• STATED EXERCISE
Check each line of the records for "Hannah"; collect those that have it.

• DATASET RECORDS
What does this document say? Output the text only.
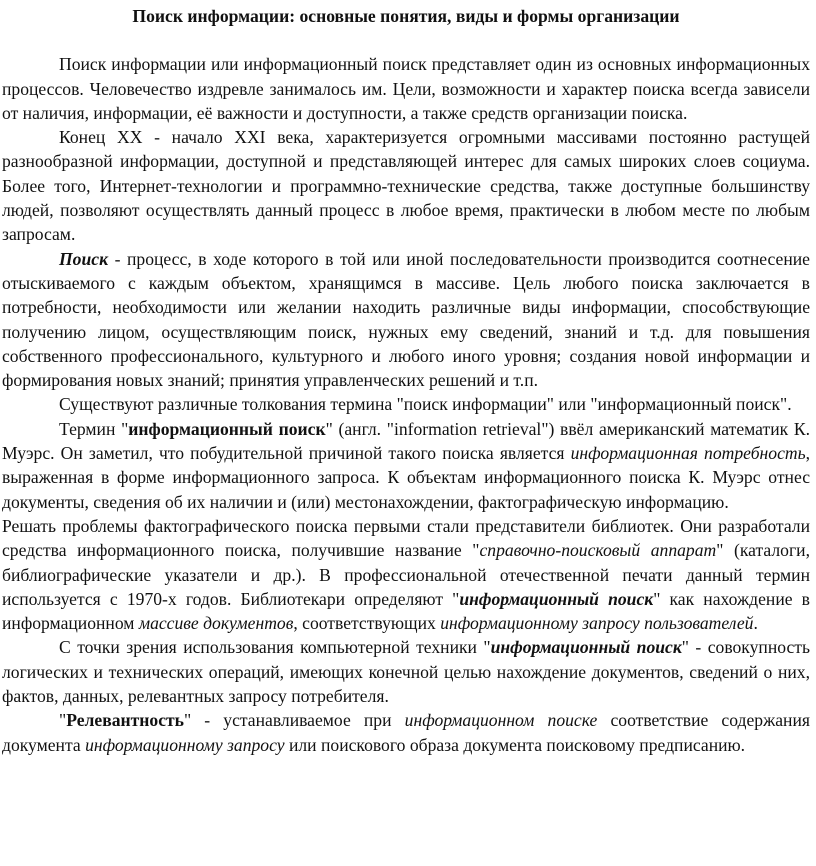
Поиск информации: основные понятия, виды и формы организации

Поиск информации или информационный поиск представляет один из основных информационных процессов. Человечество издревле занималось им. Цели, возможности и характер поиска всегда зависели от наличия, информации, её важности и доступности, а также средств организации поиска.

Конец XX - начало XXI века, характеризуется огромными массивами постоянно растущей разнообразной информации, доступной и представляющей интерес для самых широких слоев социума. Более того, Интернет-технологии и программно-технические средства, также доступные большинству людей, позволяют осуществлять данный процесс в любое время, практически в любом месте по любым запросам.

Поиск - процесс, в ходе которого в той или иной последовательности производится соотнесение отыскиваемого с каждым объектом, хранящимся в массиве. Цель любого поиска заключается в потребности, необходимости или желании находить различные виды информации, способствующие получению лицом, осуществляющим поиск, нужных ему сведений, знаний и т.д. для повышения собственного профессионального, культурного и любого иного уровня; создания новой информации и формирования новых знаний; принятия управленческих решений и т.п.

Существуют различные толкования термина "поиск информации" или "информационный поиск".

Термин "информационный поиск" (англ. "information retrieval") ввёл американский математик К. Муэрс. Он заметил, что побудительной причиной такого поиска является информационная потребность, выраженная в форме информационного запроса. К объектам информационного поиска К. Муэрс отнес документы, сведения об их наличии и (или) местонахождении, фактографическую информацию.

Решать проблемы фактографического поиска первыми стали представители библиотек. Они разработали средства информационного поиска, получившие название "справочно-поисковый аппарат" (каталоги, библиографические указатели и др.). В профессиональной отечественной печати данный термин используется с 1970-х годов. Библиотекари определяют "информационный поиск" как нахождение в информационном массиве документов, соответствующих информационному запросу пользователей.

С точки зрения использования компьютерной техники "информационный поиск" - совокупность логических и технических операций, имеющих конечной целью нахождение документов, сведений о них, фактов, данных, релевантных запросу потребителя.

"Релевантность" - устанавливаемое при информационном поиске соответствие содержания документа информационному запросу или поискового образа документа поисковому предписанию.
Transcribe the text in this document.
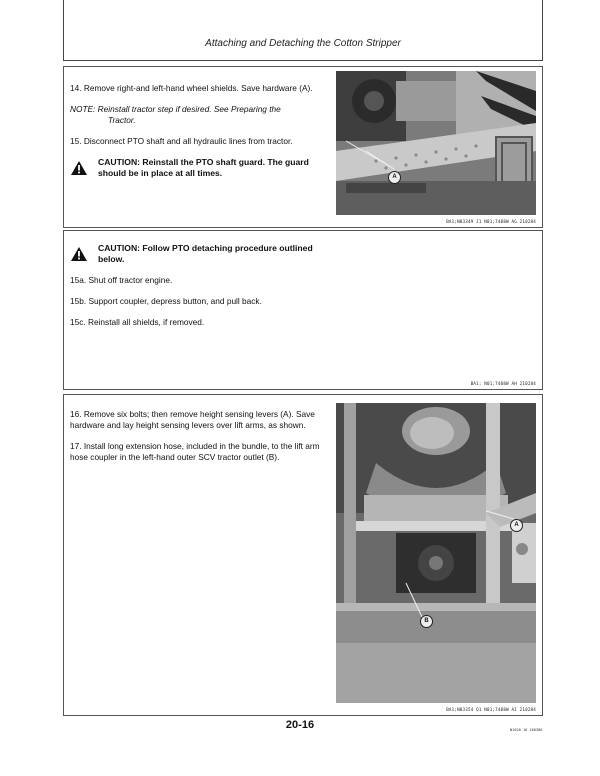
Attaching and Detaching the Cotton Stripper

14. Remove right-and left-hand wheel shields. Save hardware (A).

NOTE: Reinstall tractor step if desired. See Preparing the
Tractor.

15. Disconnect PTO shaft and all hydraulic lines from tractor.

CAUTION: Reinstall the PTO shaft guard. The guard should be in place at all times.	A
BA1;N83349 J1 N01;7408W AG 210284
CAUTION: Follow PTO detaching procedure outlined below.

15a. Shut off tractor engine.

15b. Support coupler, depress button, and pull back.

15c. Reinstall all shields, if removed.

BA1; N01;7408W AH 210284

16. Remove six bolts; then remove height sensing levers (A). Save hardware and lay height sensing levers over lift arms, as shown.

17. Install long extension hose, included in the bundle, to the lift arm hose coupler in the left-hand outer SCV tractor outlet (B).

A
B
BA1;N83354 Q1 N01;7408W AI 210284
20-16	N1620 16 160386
--
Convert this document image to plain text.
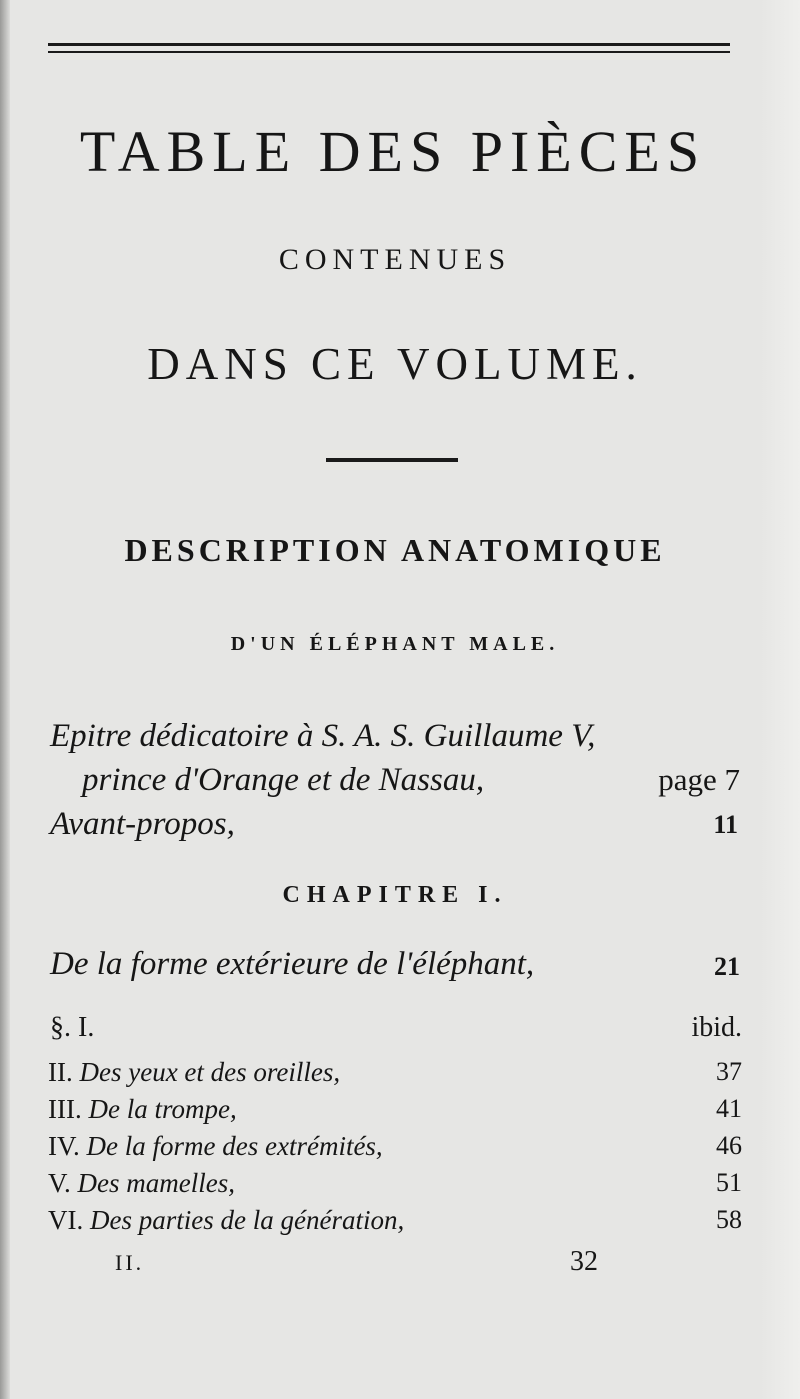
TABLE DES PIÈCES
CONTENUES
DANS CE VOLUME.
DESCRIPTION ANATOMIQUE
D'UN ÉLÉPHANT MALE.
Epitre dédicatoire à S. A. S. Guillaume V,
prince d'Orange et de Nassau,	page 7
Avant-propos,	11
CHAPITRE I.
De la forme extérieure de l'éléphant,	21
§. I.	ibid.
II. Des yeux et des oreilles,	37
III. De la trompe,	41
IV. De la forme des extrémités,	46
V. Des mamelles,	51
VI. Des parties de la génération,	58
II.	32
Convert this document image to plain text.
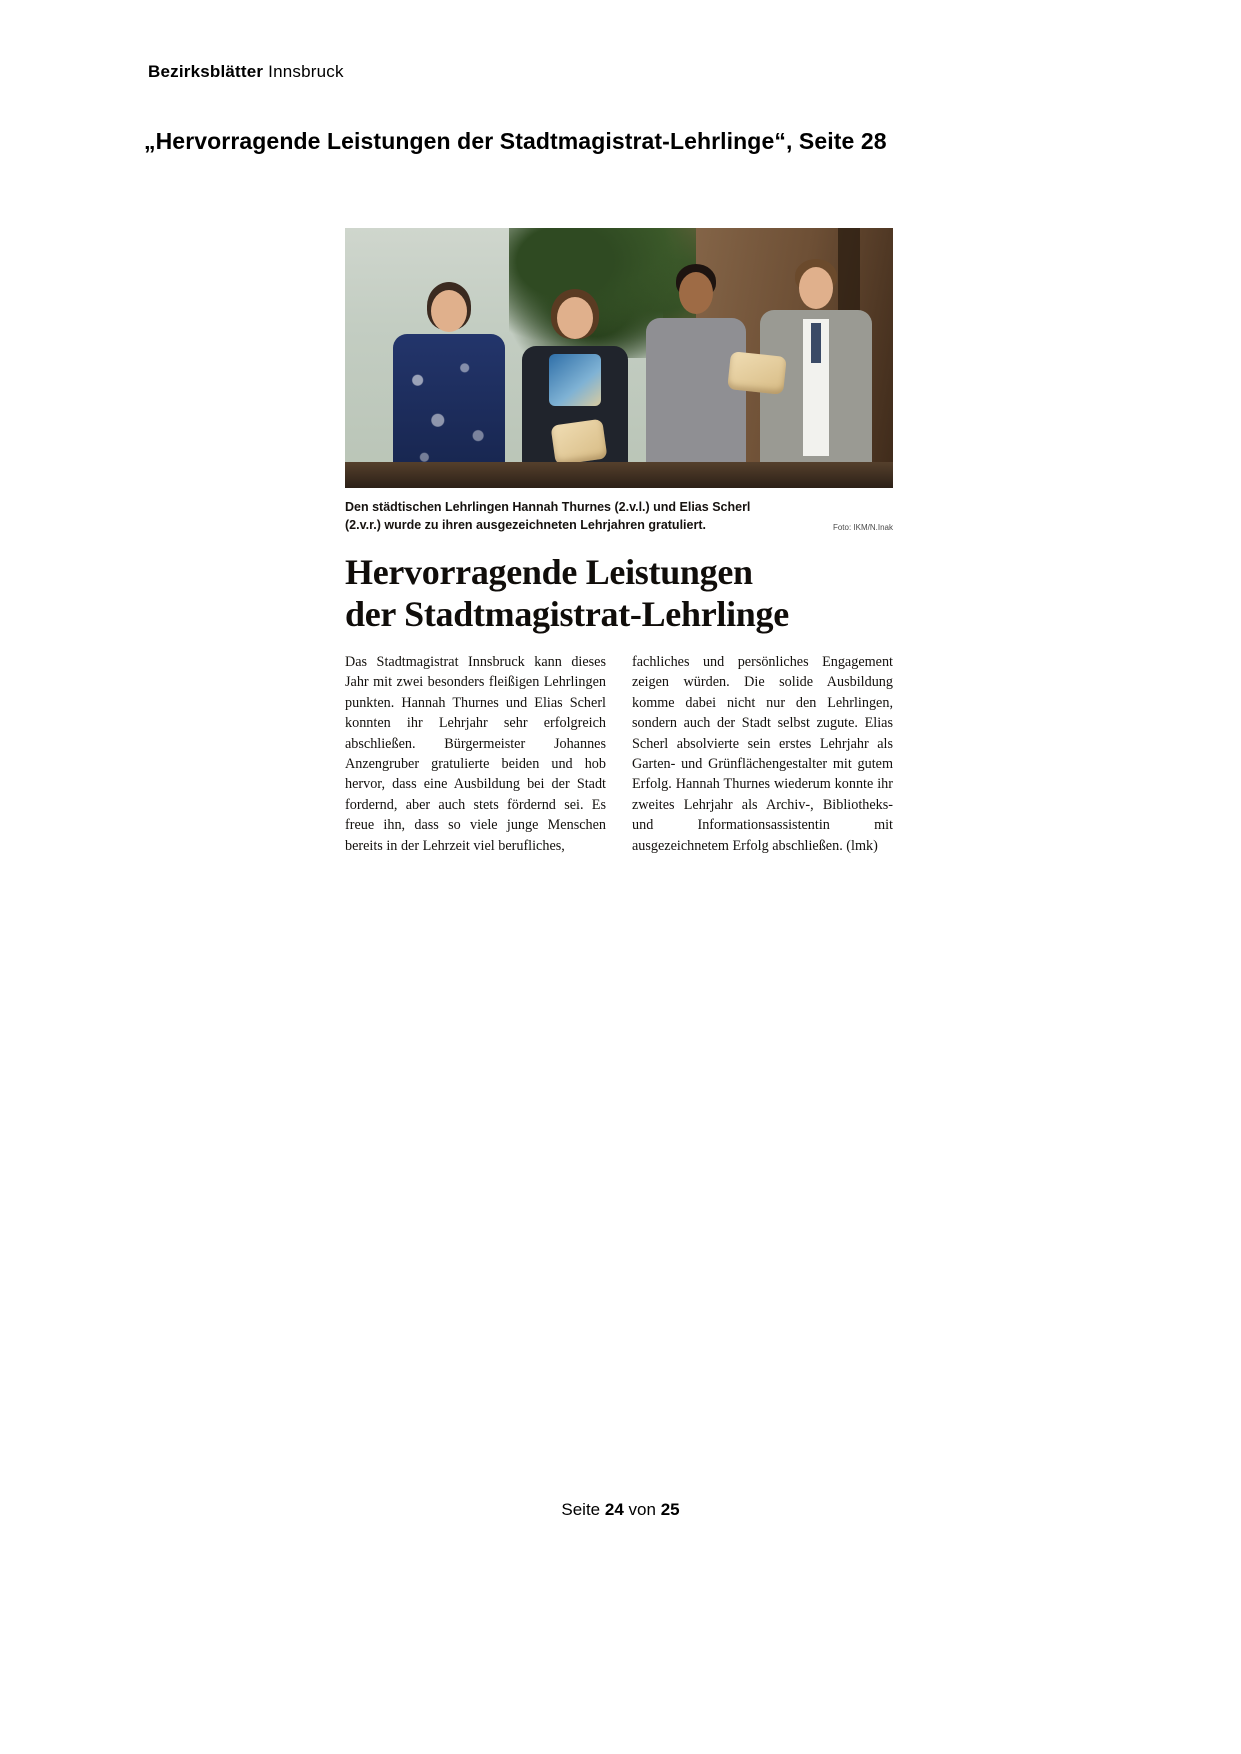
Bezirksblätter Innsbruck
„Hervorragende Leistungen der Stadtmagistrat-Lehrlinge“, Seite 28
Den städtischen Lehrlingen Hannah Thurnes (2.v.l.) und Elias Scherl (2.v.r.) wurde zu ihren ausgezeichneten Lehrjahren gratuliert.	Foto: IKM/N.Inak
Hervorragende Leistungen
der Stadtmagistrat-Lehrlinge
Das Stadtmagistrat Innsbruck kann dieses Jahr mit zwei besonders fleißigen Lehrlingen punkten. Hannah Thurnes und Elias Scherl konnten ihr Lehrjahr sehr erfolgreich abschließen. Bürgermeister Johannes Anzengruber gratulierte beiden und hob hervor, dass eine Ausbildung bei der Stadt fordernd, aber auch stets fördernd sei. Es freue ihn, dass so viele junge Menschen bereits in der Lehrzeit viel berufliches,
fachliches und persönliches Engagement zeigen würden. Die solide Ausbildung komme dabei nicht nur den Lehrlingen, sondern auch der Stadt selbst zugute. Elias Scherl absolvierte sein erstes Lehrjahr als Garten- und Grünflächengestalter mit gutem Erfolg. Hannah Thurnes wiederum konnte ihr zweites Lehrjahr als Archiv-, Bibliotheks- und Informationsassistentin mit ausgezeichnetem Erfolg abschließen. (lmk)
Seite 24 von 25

• OUTPUT OF THE TASK
Den städtischen Lehrlingen Hannah Thurnes (2.v.l.) und Elias Scherl (2.v.r.) wurde zu ihren ausgezeichneten Lehrjahren gratuliert.	Foto: IKM/N.Inak
Das Stadtmagistrat Innsbruck kann dieses Jahr mit zwei besonders fleißigen Lehrlingen punkten. Hannah Thurnes und Elias Scherl konnten ihr Lehrjahr sehr erfolgreich abschließen. Bürgermeister Johannes Anzengruber gratulierte beiden und hob hervor, dass eine Ausbildung bei der Stadt fordernd, aber auch stets fördernd sei. Es freue ihn, dass so viele junge Menschen bereits in der Lehrzeit viel berufliches,
fachliches und persönliches Engagement zeigen würden. Die solide Ausbildung komme dabei nicht nur den Lehrlingen, sondern auch der Stadt selbst zugute. Elias Scherl absolvierte sein erstes Lehrjahr als Garten- und Grünflächengestalter mit gutem Erfolg. Hannah Thurnes wiederum konnte ihr zweites Lehrjahr als Archiv-, Bibliotheks- und Informationsassistentin mit ausgezeichnetem Erfolg abschließen. (lmk)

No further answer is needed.